== The request ==
Show every line that has the string "Korean" in it.
--- Start of Input data ---
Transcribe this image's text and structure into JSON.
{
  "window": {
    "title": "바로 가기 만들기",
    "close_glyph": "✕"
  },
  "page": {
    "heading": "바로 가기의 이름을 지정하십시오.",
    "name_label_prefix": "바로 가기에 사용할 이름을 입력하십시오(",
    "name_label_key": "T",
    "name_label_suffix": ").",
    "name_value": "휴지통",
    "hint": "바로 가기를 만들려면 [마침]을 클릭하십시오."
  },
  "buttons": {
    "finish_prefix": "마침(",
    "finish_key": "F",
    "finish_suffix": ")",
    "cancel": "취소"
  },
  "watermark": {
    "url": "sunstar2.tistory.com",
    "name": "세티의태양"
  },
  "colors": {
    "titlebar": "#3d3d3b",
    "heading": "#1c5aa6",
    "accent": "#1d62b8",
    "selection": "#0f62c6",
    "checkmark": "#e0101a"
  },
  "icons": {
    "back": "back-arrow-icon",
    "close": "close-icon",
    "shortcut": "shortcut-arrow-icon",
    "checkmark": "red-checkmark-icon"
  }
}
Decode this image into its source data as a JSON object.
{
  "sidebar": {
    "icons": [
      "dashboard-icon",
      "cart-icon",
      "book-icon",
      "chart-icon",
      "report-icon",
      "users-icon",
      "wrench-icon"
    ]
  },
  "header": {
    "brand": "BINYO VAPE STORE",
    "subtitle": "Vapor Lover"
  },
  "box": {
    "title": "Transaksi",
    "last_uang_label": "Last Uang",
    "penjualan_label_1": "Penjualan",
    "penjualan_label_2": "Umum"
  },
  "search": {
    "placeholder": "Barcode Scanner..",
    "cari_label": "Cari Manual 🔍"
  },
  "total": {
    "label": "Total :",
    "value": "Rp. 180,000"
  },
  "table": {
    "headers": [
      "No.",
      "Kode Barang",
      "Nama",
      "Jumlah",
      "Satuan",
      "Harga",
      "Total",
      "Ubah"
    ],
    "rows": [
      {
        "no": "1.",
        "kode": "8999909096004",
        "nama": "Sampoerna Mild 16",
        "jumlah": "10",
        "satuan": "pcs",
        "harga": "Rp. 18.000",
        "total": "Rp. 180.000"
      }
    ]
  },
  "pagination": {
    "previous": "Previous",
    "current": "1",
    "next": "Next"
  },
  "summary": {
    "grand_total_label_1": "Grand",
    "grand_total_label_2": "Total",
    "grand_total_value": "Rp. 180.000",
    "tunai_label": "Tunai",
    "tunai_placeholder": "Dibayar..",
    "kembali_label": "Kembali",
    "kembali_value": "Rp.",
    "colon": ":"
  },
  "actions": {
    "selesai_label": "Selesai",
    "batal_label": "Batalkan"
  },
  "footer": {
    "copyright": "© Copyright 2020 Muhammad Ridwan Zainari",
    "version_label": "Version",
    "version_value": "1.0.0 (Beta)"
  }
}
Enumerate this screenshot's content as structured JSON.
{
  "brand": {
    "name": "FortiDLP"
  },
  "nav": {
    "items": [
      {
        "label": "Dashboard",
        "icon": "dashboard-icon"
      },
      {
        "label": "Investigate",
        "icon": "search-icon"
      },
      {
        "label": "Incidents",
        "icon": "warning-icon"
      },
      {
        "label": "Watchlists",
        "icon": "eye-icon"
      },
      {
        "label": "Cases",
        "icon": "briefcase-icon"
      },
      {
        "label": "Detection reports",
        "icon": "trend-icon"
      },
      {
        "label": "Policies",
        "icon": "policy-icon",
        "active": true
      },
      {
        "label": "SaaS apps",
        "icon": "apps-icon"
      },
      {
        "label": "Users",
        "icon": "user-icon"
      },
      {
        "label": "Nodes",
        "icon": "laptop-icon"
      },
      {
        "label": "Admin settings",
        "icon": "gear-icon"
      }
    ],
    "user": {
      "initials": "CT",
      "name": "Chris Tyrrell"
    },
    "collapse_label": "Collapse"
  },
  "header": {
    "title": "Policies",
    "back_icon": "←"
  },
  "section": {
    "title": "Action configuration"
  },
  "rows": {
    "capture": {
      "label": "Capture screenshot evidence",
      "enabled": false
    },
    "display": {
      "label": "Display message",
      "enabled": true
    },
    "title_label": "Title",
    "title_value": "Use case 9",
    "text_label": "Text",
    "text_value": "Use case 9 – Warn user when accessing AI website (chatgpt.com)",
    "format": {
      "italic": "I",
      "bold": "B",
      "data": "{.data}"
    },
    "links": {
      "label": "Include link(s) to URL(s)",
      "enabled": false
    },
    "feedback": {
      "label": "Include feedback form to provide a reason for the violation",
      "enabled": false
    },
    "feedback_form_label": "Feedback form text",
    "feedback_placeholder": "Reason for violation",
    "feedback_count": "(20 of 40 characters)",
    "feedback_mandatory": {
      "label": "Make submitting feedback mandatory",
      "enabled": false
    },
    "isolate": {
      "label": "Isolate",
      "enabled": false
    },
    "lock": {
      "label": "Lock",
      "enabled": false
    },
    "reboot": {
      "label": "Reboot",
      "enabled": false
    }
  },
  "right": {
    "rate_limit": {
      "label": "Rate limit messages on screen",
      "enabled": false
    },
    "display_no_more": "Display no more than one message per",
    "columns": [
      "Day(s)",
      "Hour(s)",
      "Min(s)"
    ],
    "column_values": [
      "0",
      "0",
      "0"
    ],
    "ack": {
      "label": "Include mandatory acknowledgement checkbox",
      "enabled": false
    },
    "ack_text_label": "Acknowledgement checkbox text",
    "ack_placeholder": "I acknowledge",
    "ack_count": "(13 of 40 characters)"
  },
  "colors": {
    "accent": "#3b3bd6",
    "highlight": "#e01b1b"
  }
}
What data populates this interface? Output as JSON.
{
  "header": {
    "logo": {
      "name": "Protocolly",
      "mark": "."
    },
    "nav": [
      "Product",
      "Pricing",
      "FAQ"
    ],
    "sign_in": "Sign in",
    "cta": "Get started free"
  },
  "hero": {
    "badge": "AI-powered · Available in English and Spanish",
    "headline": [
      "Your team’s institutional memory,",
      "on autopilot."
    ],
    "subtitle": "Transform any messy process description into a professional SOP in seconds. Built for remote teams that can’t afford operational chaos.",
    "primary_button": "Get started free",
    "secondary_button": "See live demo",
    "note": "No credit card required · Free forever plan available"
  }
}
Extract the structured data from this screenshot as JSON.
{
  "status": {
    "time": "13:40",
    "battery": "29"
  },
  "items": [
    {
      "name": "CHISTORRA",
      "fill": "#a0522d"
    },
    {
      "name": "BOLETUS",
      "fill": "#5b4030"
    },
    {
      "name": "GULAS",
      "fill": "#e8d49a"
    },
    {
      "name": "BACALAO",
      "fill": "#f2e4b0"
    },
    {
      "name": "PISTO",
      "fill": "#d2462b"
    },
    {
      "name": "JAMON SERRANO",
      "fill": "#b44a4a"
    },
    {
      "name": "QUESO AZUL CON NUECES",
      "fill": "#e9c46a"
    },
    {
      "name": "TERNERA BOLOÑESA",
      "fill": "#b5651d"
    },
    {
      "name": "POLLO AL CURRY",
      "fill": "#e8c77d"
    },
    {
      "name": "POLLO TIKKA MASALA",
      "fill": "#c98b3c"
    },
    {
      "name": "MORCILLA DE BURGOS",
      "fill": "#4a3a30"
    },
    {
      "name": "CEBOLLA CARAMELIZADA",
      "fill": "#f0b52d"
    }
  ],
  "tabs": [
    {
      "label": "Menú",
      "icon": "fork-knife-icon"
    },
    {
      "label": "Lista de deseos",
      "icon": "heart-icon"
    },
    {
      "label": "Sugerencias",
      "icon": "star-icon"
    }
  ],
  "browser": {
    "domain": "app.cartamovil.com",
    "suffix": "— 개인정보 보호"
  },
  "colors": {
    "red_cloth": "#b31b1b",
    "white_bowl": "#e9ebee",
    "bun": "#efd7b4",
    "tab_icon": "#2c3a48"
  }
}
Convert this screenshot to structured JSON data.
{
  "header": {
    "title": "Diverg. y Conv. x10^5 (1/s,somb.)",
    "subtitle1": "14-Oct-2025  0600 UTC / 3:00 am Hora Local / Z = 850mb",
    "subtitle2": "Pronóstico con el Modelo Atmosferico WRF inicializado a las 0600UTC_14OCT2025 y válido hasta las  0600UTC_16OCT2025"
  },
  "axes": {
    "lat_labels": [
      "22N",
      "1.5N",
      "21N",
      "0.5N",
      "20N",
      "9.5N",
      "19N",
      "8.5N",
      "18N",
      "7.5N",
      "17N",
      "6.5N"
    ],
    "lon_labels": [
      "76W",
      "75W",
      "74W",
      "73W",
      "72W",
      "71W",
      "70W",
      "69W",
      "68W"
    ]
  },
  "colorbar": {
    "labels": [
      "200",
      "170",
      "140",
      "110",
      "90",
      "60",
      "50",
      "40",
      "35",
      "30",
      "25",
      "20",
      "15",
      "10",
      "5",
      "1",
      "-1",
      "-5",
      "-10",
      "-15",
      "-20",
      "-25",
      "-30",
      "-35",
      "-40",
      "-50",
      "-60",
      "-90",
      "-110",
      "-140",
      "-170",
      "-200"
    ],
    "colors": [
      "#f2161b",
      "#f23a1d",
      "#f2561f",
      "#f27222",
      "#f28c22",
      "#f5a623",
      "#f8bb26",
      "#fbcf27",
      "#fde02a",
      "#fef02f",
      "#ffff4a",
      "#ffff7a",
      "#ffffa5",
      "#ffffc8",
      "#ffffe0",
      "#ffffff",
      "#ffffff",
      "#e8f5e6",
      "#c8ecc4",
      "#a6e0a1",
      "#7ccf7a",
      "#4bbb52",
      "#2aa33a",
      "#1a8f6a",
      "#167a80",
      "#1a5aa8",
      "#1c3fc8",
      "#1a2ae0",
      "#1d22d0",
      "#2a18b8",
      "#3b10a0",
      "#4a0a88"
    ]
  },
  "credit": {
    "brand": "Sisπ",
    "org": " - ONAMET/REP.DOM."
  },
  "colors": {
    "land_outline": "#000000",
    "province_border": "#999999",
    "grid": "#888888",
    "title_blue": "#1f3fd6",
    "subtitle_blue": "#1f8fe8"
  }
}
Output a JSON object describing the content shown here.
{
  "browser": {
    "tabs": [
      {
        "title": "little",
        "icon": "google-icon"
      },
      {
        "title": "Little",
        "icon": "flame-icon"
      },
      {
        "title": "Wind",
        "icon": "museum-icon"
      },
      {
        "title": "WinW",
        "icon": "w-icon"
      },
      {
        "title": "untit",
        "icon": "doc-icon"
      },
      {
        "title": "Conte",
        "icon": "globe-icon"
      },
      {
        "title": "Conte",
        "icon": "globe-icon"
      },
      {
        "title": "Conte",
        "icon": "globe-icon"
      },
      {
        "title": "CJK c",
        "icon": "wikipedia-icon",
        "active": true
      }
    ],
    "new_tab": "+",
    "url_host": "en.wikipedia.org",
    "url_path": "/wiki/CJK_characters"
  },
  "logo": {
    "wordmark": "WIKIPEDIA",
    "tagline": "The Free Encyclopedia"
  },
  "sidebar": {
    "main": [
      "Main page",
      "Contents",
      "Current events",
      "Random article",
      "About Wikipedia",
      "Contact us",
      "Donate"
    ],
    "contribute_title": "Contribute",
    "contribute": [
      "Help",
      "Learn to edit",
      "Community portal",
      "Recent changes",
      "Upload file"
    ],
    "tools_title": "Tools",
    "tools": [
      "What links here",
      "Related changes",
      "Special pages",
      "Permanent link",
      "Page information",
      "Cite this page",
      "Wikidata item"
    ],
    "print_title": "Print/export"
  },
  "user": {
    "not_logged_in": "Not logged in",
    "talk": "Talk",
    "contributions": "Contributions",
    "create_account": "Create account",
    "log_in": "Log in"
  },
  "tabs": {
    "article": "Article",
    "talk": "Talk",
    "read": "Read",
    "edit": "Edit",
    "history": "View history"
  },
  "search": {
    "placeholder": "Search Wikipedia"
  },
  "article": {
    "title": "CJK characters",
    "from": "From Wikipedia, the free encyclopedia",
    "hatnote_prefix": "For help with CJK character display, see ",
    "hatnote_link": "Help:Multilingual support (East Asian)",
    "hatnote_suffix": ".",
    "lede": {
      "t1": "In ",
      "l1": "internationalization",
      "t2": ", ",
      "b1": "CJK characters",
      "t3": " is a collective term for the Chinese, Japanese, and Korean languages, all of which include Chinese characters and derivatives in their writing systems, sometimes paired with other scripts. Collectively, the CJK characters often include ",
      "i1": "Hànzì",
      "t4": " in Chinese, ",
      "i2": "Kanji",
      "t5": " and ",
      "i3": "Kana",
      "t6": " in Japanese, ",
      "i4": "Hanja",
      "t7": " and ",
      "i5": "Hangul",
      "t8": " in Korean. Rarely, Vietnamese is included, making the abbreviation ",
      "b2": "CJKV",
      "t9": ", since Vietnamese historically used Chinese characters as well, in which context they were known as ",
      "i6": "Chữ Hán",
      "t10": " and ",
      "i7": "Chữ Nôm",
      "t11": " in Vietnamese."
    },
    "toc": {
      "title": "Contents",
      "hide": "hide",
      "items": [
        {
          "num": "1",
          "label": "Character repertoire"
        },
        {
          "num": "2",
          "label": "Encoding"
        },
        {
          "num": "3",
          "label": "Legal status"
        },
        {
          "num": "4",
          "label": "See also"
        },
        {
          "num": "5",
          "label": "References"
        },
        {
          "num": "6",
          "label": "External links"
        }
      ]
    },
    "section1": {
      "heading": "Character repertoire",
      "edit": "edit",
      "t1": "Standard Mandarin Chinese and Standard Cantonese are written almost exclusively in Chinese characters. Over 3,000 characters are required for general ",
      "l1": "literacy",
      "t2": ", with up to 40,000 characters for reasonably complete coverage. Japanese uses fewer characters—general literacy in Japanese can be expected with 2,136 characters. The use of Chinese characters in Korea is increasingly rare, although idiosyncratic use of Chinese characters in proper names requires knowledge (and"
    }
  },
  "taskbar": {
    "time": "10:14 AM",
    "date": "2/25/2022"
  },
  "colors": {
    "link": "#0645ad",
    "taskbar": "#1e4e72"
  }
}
--- End of Input data ---
== Expected answer ==
      "t3": " is a collective term for the Chinese, Japanese, and Korean languages, all of which include Chinese characters and derivatives in their writing systems, sometimes paired with other scripts. Collectively, the CJK characters often include ",
      "t8": " in Korean. Rarely, Vietnamese is included, making the abbreviation ",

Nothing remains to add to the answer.